WHAT YOU HAVE TO DO: State the number of lines in the material below that have "their" in them, without any other text.

ENTRIES PROVIDED:
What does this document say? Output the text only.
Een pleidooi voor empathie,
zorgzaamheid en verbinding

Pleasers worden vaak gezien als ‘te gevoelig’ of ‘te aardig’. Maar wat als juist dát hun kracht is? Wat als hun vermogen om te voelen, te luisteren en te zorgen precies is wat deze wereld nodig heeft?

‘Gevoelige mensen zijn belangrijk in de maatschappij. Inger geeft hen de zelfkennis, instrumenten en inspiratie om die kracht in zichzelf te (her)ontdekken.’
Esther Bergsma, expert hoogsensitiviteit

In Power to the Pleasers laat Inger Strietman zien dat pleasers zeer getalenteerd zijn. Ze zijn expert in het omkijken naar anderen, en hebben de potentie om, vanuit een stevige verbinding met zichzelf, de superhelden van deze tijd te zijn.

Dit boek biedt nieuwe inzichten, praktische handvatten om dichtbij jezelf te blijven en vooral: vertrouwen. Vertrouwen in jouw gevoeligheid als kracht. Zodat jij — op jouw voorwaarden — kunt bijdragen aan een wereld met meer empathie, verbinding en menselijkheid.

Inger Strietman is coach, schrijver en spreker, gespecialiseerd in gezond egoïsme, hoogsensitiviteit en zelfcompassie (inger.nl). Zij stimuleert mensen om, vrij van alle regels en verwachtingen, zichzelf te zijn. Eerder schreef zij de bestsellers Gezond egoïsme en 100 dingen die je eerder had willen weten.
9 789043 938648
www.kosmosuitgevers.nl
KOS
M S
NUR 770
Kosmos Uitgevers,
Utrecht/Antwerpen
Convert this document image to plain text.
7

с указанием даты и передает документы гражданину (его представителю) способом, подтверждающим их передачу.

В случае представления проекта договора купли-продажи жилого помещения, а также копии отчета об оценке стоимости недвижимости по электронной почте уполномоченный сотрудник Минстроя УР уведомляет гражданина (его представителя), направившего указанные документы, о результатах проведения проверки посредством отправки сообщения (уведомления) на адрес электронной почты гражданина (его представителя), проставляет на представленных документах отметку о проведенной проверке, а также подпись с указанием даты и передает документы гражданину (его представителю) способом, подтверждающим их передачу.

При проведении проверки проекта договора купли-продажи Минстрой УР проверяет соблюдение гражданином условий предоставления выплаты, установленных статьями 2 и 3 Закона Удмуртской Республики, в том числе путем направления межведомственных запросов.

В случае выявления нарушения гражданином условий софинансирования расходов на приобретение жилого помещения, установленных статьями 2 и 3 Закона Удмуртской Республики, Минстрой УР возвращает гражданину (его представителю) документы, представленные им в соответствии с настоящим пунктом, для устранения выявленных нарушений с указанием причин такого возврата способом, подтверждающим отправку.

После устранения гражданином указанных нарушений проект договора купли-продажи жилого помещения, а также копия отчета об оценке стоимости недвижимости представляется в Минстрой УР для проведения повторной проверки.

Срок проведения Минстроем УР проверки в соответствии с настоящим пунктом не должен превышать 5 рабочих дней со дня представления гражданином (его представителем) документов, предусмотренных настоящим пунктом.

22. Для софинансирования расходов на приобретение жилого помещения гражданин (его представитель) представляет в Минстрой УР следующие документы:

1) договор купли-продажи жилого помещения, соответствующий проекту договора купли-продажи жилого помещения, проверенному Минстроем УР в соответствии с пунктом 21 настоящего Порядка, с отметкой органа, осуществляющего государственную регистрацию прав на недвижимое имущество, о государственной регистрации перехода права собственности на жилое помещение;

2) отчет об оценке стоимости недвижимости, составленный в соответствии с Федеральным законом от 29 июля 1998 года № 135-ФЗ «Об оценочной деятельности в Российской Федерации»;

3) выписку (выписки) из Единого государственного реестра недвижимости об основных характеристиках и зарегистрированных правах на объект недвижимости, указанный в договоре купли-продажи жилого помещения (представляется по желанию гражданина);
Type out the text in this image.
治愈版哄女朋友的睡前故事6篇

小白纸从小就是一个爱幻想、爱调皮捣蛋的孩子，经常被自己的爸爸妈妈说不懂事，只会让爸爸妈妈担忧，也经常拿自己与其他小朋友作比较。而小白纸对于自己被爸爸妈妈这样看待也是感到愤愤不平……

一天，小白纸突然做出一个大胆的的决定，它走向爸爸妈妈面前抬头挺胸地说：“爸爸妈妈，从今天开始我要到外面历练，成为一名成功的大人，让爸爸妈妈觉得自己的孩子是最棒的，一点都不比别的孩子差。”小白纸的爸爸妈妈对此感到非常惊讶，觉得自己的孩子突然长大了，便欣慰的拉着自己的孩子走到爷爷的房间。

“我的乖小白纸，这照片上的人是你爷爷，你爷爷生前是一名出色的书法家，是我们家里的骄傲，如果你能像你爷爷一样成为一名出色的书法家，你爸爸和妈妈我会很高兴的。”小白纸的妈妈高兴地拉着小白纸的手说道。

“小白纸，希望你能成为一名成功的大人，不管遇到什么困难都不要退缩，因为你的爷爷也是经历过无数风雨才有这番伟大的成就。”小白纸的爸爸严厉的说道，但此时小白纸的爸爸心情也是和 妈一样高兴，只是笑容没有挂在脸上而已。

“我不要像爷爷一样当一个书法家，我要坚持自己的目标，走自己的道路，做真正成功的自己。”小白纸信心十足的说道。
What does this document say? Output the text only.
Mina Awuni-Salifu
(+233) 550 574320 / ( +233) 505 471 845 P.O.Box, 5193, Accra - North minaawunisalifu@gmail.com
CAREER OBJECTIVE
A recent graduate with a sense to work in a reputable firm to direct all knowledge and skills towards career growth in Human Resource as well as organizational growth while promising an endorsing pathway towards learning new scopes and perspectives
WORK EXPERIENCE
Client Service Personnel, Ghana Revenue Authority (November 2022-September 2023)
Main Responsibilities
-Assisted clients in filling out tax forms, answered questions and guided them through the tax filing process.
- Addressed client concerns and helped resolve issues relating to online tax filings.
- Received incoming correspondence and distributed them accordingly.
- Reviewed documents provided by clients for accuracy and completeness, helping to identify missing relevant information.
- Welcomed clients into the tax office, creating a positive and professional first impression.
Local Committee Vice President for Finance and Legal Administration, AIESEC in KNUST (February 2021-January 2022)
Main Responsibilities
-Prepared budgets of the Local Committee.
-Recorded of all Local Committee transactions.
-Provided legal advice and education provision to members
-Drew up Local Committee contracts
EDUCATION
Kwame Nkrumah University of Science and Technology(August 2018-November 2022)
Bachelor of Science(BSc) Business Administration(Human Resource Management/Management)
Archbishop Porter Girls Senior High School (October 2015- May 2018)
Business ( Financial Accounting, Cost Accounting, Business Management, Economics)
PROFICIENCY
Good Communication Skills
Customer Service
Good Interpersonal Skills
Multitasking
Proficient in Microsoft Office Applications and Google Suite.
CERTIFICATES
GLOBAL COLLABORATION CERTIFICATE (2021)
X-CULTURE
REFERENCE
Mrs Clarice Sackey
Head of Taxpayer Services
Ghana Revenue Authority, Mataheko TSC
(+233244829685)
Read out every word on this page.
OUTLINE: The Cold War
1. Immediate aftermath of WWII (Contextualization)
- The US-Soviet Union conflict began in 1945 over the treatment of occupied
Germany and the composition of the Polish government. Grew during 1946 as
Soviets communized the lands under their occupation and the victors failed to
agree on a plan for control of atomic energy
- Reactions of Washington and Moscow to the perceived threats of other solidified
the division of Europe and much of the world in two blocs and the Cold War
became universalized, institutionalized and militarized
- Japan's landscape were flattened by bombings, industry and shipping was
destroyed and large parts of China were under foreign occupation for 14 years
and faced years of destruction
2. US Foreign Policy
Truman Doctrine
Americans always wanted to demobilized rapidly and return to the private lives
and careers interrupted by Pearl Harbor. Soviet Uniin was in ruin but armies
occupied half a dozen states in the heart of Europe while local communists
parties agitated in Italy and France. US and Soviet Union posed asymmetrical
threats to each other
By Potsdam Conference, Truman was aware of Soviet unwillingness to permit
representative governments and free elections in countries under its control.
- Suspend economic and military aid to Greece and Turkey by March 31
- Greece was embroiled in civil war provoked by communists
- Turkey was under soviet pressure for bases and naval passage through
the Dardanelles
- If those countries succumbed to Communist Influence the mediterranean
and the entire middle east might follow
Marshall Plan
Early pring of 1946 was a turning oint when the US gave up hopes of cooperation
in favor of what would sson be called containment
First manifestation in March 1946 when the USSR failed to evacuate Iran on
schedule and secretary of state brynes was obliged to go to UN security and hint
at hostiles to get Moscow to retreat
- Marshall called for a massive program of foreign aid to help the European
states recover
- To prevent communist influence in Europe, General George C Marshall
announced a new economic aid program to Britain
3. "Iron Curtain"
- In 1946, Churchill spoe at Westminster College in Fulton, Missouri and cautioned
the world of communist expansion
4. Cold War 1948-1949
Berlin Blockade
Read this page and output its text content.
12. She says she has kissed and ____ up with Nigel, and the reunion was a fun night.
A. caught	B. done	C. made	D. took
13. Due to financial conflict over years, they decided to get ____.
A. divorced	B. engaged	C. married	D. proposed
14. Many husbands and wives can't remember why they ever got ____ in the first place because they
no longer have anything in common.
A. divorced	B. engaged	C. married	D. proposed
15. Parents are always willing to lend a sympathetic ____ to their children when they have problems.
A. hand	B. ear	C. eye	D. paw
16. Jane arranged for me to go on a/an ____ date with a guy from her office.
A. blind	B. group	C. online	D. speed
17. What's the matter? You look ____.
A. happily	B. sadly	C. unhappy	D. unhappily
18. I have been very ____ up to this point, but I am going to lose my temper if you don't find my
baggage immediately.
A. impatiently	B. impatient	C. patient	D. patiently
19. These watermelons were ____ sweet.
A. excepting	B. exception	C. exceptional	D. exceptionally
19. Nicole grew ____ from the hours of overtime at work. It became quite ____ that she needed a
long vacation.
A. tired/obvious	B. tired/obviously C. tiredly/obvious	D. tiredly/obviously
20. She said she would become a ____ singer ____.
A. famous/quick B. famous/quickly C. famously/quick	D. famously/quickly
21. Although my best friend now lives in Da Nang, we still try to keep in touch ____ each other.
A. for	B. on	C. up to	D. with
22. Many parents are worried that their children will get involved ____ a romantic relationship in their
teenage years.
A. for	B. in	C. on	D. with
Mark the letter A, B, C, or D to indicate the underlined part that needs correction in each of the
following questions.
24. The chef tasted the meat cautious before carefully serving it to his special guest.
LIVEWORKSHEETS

CORRECT RESULT: 3